Every line below should be repeated exactly.

········

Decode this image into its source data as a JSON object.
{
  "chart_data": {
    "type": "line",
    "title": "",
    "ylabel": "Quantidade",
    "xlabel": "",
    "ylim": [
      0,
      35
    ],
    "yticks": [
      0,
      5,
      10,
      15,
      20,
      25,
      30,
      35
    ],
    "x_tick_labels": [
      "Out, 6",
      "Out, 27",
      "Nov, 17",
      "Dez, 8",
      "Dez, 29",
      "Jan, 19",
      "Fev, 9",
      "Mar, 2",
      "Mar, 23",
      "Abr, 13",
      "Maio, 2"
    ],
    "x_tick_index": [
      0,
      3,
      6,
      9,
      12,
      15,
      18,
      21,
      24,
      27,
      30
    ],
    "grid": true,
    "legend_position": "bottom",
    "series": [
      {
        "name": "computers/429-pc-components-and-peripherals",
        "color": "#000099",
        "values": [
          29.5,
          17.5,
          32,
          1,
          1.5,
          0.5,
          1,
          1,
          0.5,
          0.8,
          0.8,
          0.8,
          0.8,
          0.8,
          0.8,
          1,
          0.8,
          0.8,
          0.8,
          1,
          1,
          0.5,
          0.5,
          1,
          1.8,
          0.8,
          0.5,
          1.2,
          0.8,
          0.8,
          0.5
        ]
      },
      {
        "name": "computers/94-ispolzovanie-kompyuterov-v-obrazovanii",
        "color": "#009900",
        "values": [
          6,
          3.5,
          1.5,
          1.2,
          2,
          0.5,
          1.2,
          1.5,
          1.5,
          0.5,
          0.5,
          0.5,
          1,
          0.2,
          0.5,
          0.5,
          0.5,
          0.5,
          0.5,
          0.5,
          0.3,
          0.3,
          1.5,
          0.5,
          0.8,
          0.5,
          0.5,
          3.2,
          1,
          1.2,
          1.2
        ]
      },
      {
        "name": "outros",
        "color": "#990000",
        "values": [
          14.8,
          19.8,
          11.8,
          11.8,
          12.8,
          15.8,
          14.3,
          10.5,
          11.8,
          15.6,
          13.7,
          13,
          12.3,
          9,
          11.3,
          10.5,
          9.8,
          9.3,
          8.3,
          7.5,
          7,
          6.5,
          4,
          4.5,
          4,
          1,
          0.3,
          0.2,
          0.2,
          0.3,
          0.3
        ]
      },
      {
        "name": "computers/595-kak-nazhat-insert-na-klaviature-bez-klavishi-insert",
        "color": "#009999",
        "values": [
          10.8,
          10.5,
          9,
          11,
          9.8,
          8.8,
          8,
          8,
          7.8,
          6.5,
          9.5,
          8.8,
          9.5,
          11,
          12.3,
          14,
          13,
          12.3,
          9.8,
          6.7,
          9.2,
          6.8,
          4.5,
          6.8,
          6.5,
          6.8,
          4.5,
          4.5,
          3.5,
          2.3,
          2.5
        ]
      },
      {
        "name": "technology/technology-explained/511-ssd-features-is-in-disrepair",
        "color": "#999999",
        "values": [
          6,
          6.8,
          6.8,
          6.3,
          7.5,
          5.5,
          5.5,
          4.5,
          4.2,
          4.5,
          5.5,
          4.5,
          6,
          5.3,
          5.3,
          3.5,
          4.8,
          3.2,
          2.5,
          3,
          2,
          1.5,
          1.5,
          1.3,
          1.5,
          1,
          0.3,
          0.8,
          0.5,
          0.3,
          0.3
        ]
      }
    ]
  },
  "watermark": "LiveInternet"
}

········

▶ [SOLUTION FOR THIS EXERCISE]
Decode this image into its source data as a JSON object.
{
  "chart_data": {
    "type": "line",
    "title": "",
    "ylabel": "Quantidade",
    "xlabel": "",
    "ylim": [
      0,
      35
    ],
    "yticks": [
      0,
      5,
      10,
      15,
      20,
      25,
      30,
      35
    ],
    "x_tick_labels": [
      "Out, 6",
      "Out, 27",
      "Nov, 17",
      "Dez, 8",
      "Dez, 29",
      "Jan, 19",
      "Fev, 9",
      "Mar, 2",
      "Mar, 23",
      "Abr, 13",
      "Maio, 2"
    ],
    "x_tick_index": [
      0,
      3,
      6,
      9,
      12,
      15,
      18,
      21,
      24,
      27,
      30
    ],
    "grid": true,
    "legend_position": "bottom",
    "series": [
      {
        "name": "computers/429-pc-components-and-peripherals",
        "color": "#000099",
        "values": [
          29.5,
          17.5,
          32,
          1,
          1.5,
          0.5,
          1,
          1,
          0.5,
          0.8,
          0.8,
          0.8,
          0.8,
          0.8,
          0.8,
          1,
          0.8,
          0.8,
          0.8,
          1,
          1,
          0.5,
          0.5,
          1,
          1.8,
          0.8,
          0.5,
          1.2,
          0.8,
          0.8,
          0.5
        ]
      },
      {
        "name": "computers/94-ispolzovanie-kompyuterov-v-obrazovanii",
        "color": "#009900",
        "values": [
          6,
          3.5,
          1.5,
          1.2,
          2,
          0.5,
          1.2,
          1.5,
          1.5,
          0.5,
          0.5,
          0.5,
          1,
          0.2,
          0.5,
          0.5,
          0.5,
          0.5,
          0.5,
          0.5,
          0.3,
          0.3,
          1.5,
          0.5,
          0.8,
          0.5,
          0.5,
          3.2,
          1,
          1.2,
          1.2
        ]
      },
      {
        "name": "outros",
        "color": "#990000",
        "values": [
          14.8,
          19.8,
          11.8,
          11.8,
          12.8,
          15.8,
          14.3,
          10.5,
          11.8,
          15.6,
          13.7,
          13,
          12.3,
          9,
          11.3,
          10.5,
          9.8,
          9.3,
          8.3,
          7.5,
          7,
          6.5,
          4,
          4.5,
          4,
          1,
          0.3,
          0.2,
          0.2,
          0.3,
          0.3
        ]
      },
      {
        "name": "computers/595-kak-nazhat-insert-na-klaviature-bez-klavishi-insert",
        "color": "#009999",
        "values": [
          10.8,
          10.5,
          9,
          11,
          9.8,
          8.8,
          8,
          8,
          7.8,
          6.5,
          9.5,
          8.8,
          9.5,
          11,
          12.3,
          14,
          13,
          12.3,
          9.8,
          6.7,
          9.2,
          6.8,
          4.5,
          6.8,
          6.5,
          6.8,
          4.5,
          4.5,
          3.5,
          2.3,
          2.5
        ]
      },
      {
        "name": "technology/technology-explained/511-ssd-features-is-in-disrepair",
        "color": "#999999",
        "values": [
          6,
          6.8,
          6.8,
          6.3,
          7.5,
          5.5,
          5.5,
          4.5,
          4.2,
          4.5,
          5.5,
          4.5,
          6,
          5.3,
          5.3,
          3.5,
          4.8,
          3.2,
          2.5,
          3,
          2,
          1.5,
          1.5,
          1.3,
          1.5,
          1,
          0.3,
          0.8,
          0.5,
          0.3,
          0.3
        ]
      }
    ]
  },
  "watermark": "LiveInternet"
}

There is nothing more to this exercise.